### Task statement
Identify the lines that contain the word "become" and copy each one.

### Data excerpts
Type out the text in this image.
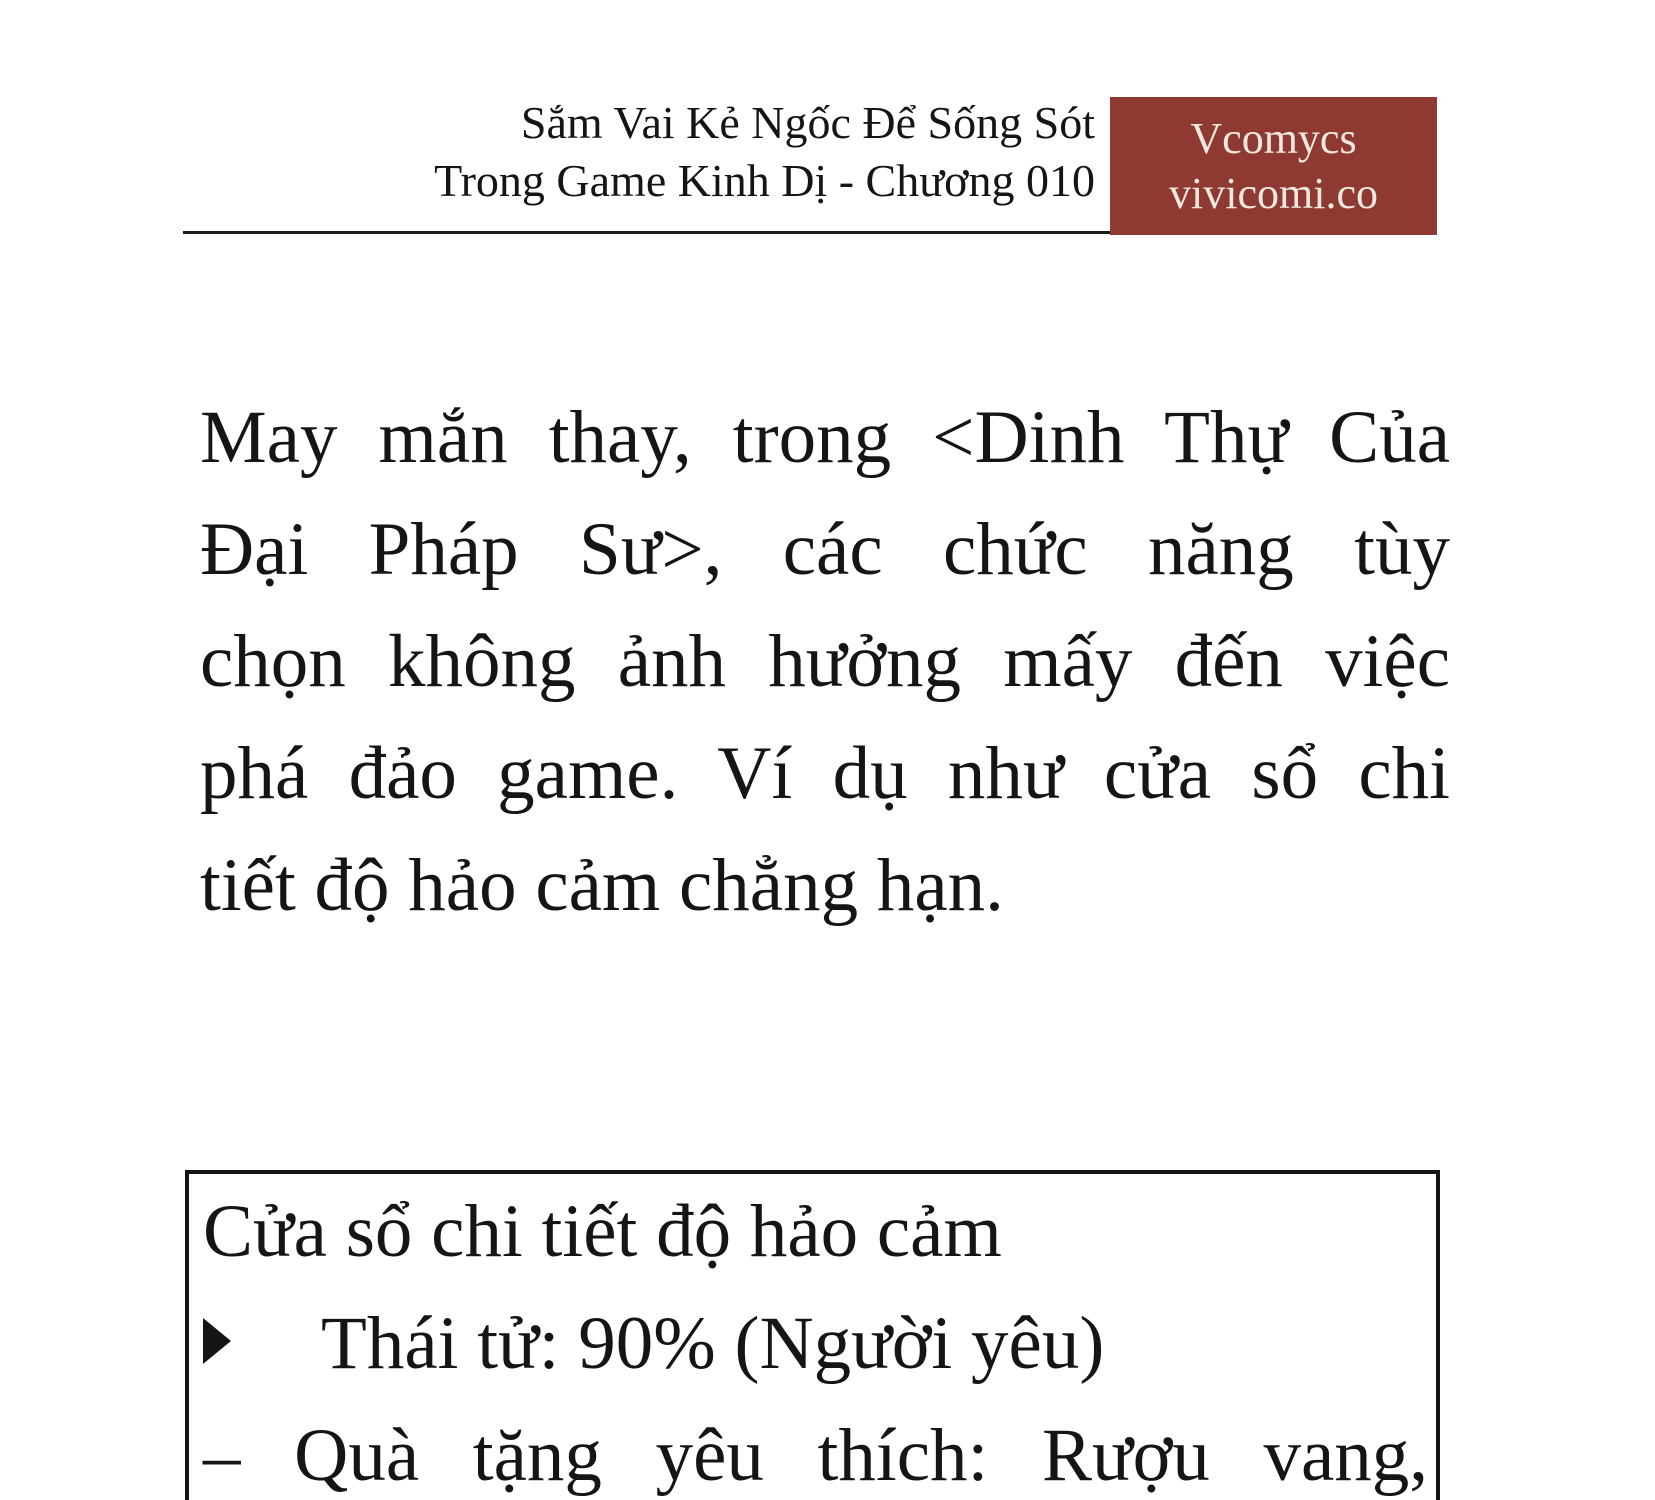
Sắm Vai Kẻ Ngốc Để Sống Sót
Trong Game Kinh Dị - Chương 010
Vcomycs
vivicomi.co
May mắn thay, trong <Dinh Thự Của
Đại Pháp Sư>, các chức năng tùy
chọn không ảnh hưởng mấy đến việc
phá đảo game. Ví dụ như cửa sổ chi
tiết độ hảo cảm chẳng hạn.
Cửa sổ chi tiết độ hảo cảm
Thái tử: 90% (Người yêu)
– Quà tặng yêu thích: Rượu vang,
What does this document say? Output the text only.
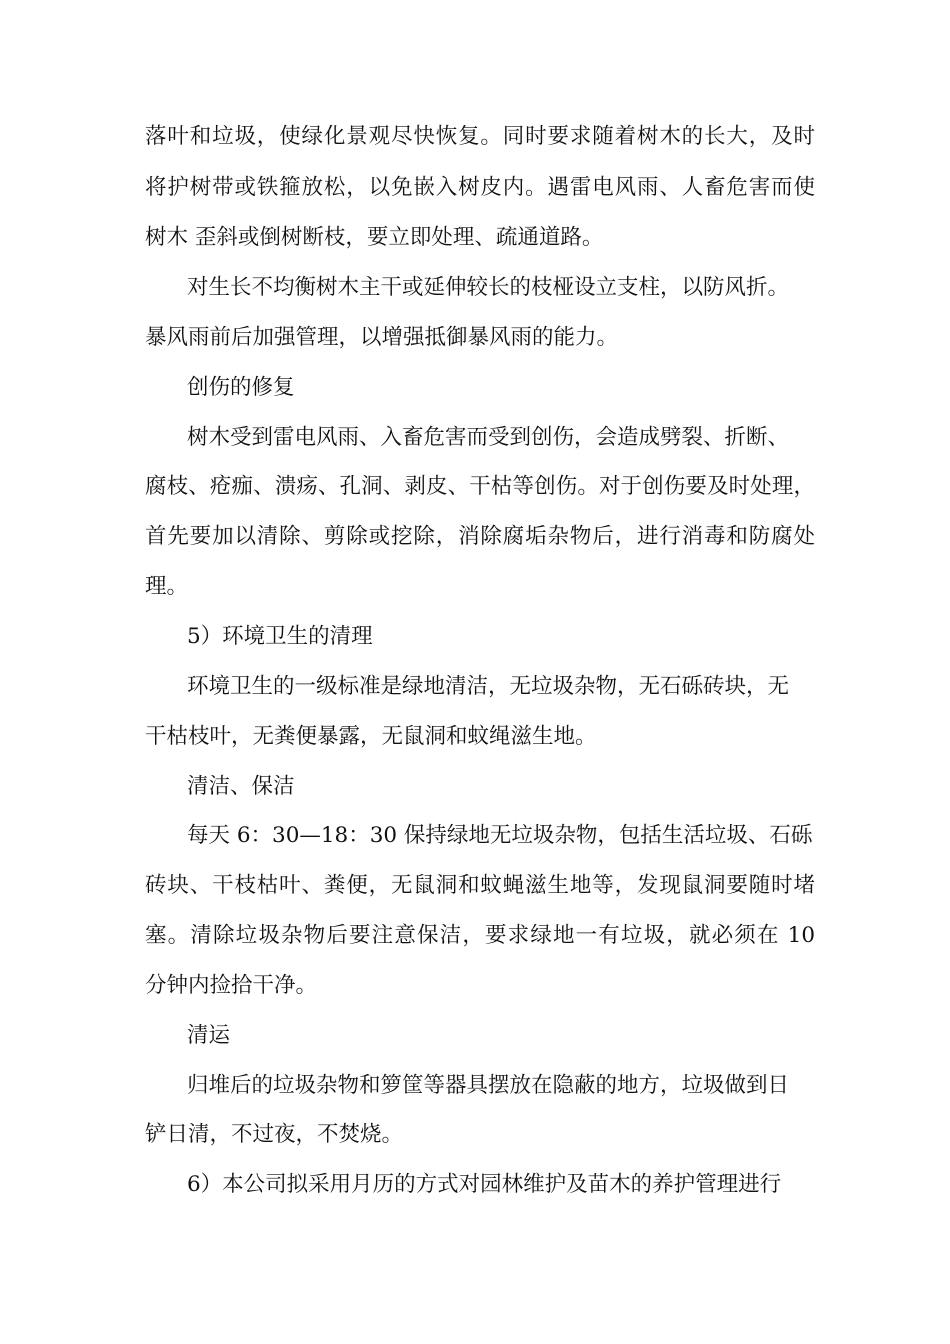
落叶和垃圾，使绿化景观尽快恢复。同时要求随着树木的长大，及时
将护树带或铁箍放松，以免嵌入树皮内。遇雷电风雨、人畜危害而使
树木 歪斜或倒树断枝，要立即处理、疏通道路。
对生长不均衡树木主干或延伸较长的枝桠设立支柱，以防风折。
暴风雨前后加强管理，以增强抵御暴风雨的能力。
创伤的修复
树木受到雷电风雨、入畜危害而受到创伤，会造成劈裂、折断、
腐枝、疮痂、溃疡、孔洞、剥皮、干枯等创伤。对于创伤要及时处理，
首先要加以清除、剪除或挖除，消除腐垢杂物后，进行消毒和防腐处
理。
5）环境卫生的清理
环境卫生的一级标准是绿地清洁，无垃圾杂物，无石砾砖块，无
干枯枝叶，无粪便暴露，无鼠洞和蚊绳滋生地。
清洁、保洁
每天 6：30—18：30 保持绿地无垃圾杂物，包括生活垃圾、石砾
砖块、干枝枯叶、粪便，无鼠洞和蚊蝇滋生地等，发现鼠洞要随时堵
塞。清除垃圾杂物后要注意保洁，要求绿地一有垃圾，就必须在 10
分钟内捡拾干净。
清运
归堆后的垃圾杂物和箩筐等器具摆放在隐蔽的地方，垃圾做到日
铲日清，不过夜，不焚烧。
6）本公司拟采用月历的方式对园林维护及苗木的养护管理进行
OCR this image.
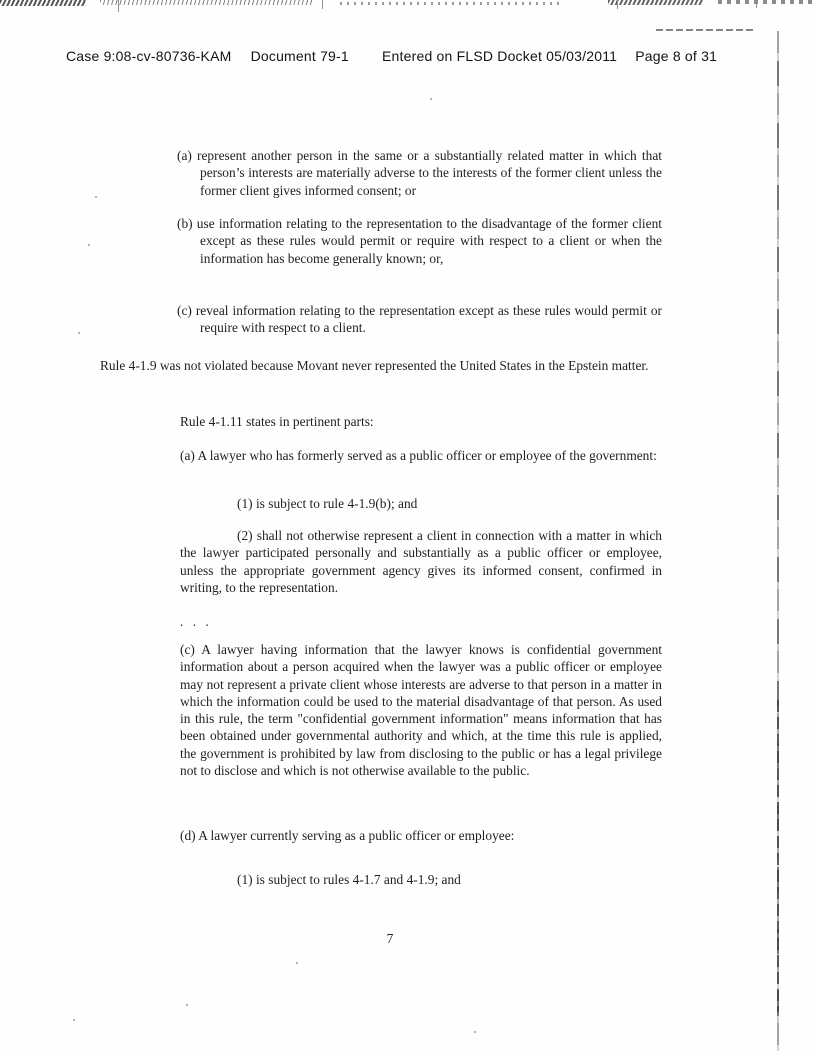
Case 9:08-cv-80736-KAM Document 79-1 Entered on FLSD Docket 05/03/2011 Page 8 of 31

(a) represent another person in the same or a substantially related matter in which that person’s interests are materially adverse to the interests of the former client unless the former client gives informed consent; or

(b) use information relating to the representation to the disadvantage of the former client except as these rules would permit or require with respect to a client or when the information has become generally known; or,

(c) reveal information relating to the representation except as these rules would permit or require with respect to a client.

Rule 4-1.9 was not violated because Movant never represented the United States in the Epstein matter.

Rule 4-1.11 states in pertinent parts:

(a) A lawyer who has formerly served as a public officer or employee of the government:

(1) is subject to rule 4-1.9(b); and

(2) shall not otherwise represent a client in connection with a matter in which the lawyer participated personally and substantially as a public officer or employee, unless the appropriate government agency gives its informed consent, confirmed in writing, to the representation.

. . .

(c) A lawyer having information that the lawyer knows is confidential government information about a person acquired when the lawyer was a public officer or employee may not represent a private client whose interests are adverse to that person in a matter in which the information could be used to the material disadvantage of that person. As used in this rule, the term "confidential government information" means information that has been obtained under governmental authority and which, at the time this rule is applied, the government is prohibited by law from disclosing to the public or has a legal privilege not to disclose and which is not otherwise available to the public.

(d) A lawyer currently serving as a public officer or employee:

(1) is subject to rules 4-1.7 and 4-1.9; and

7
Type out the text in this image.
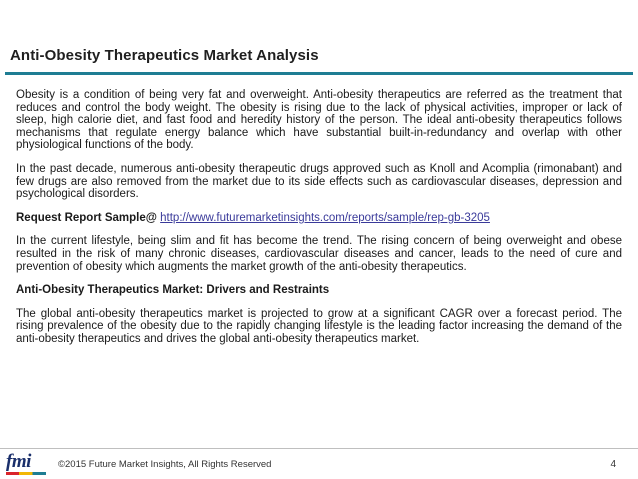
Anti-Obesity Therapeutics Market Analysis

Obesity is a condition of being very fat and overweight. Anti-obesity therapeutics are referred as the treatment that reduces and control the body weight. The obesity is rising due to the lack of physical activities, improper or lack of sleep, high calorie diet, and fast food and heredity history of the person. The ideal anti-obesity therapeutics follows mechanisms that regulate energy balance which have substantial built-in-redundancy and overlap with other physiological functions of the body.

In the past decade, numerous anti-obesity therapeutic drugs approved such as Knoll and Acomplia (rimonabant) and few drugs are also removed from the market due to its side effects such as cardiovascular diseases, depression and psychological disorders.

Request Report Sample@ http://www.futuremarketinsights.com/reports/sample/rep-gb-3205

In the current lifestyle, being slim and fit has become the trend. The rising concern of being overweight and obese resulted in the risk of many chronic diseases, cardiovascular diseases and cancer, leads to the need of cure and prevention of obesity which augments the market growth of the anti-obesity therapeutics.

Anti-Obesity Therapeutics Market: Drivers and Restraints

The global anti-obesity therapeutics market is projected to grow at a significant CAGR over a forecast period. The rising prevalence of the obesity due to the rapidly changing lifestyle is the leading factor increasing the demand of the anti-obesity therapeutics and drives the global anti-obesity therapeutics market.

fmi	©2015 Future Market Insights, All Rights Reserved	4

### Exercise output
(b) use information relating to the representation to the disadvantage of the former client except as these rules would permit or require with respect to a client or when the information has become generally known; or,
In the current lifestyle, being slim and fit has become the trend. The rising concern of being overweight and obese resulted in the risk of many chronic diseases, cardiovascular diseases and cancer, leads to the need of cure and prevention of obesity which augments the market growth of the anti-obesity therapeutics.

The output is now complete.